***** SOURCE DATA *****

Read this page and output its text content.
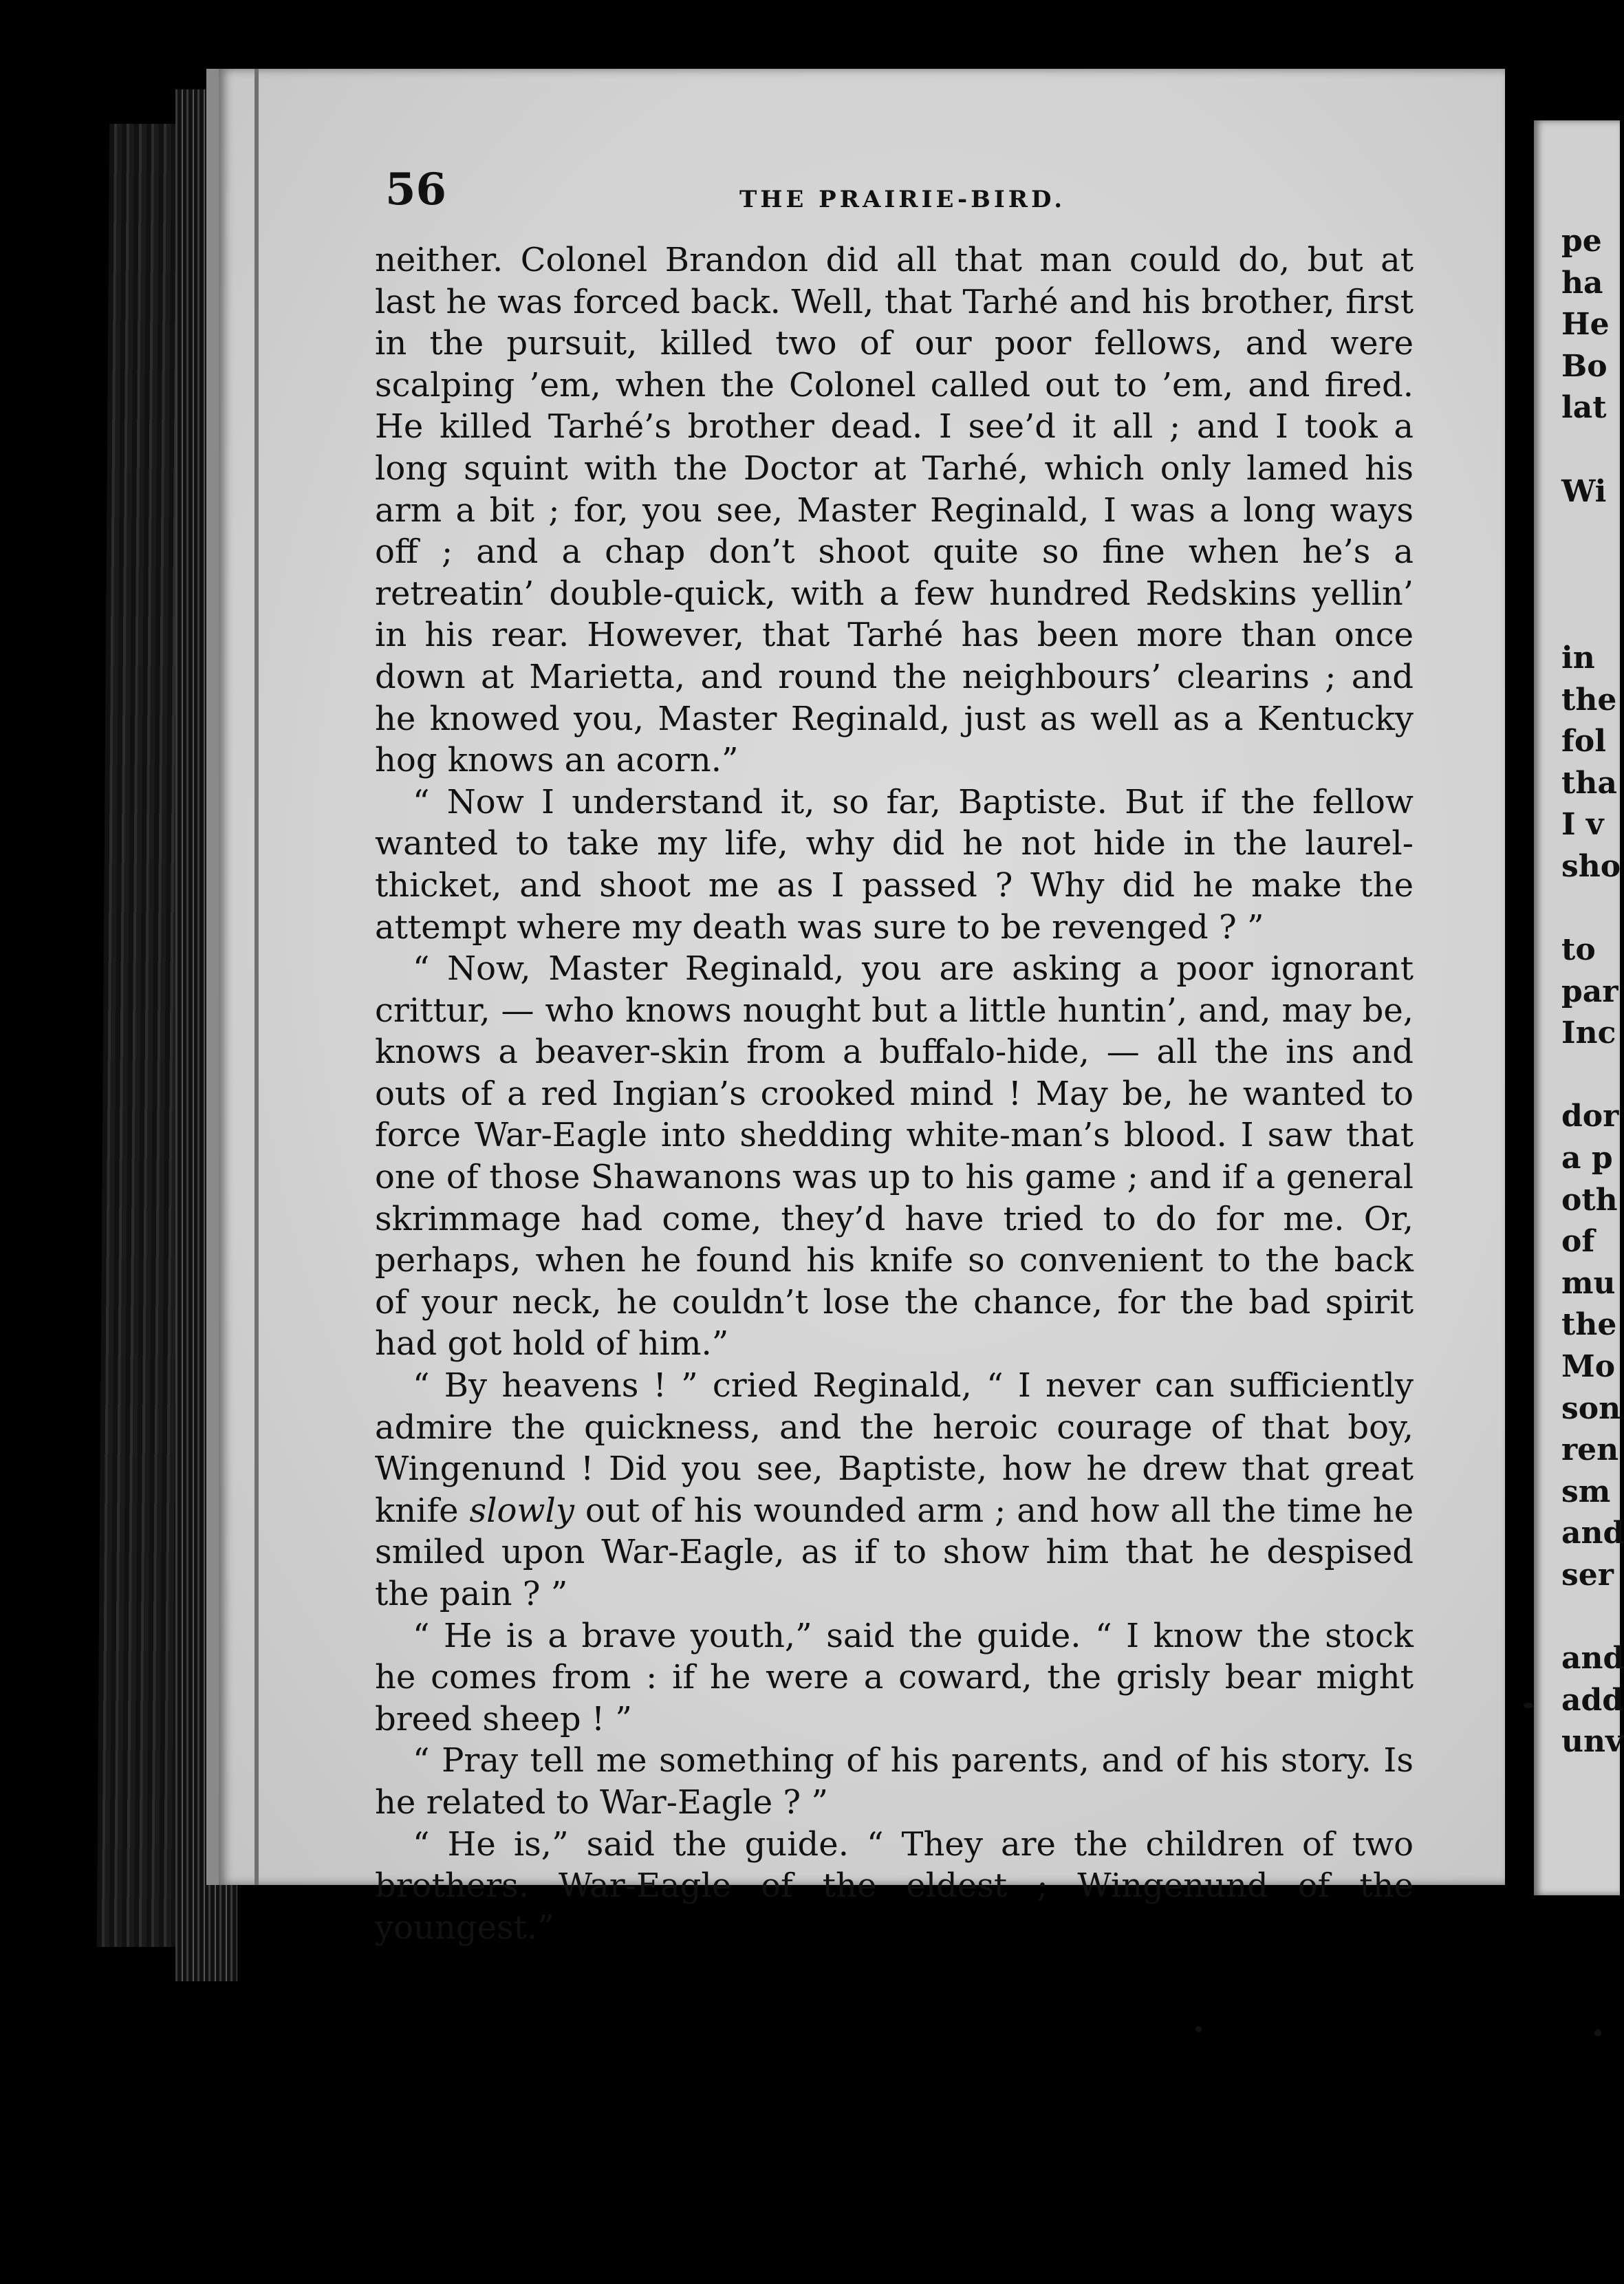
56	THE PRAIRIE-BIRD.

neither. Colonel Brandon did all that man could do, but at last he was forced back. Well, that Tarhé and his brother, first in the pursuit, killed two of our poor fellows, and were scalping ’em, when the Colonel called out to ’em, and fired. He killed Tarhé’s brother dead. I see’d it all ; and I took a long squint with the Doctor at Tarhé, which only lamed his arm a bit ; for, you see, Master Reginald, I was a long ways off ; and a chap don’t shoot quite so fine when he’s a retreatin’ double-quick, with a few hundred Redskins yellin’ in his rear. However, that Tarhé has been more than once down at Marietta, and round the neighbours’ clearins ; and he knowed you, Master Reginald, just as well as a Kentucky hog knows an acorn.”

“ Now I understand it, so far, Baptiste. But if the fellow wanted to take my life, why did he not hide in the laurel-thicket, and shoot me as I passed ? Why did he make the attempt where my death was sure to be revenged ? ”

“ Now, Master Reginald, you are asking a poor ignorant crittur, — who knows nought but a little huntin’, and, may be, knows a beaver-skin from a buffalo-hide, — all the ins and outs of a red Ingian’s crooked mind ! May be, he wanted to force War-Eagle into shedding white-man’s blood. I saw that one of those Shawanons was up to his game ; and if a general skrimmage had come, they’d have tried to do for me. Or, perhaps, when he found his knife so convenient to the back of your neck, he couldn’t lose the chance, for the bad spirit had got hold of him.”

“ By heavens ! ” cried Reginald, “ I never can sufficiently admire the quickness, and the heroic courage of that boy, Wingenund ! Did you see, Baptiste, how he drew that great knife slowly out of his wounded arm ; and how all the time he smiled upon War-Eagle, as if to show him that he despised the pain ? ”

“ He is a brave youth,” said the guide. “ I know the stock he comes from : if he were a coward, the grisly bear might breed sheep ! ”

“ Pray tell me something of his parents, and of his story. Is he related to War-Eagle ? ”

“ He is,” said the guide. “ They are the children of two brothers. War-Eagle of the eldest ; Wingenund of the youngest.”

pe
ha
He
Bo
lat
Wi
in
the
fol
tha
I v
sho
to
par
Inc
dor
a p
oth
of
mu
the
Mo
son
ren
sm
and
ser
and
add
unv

*****

= THE EXERCISE =
Without including the pictures, return each record above exactly as it stands.

= FULL RESPONSE =
Read this page and output its text content.
56	THE PRAIRIE-BIRD.

neither. Colonel Brandon did all that man could do, but at last he was forced back. Well, that Tarhé and his brother, first in the pursuit, killed two of our poor fellows, and were scalping ’em, when the Colonel called out to ’em, and fired. He killed Tarhé’s brother dead. I see’d it all ; and I took a long squint with the Doctor at Tarhé, which only lamed his arm a bit ; for, you see, Master Reginald, I was a long ways off ; and a chap don’t shoot quite so fine when he’s a retreatin’ double-quick, with a few hundred Redskins yellin’ in his rear. However, that Tarhé has been more than once down at Marietta, and round the neighbours’ clearins ; and he knowed you, Master Reginald, just as well as a Kentucky hog knows an acorn.”

“ Now I understand it, so far, Baptiste. But if the fellow wanted to take my life, why did he not hide in the laurel-thicket, and shoot me as I passed ? Why did he make the attempt where my death was sure to be revenged ? ”

“ Now, Master Reginald, you are asking a poor ignorant crittur, — who knows nought but a little huntin’, and, may be, knows a beaver-skin from a buffalo-hide, — all the ins and outs of a red Ingian’s crooked mind ! May be, he wanted to force War-Eagle into shedding white-man’s blood. I saw that one of those Shawanons was up to his game ; and if a general skrimmage had come, they’d have tried to do for me. Or, perhaps, when he found his knife so convenient to the back of your neck, he couldn’t lose the chance, for the bad spirit had got hold of him.”

“ By heavens ! ” cried Reginald, “ I never can sufficiently admire the quickness, and the heroic courage of that boy, Wingenund ! Did you see, Baptiste, how he drew that great knife slowly out of his wounded arm ; and how all the time he smiled upon War-Eagle, as if to show him that he despised the pain ? ”

“ He is a brave youth,” said the guide. “ I know the stock he comes from : if he were a coward, the grisly bear might breed sheep ! ”

“ Pray tell me something of his parents, and of his story. Is he related to War-Eagle ? ”

“ He is,” said the guide. “ They are the children of two brothers. War-Eagle of the eldest ; Wingenund of the youngest.”

pe
ha
He
Bo
lat
Wi
in
the
fol
tha
I v
sho
to
par
Inc
dor
a p
oth
of
mu
the
Mo
son
ren
sm
and
ser
and
add
unv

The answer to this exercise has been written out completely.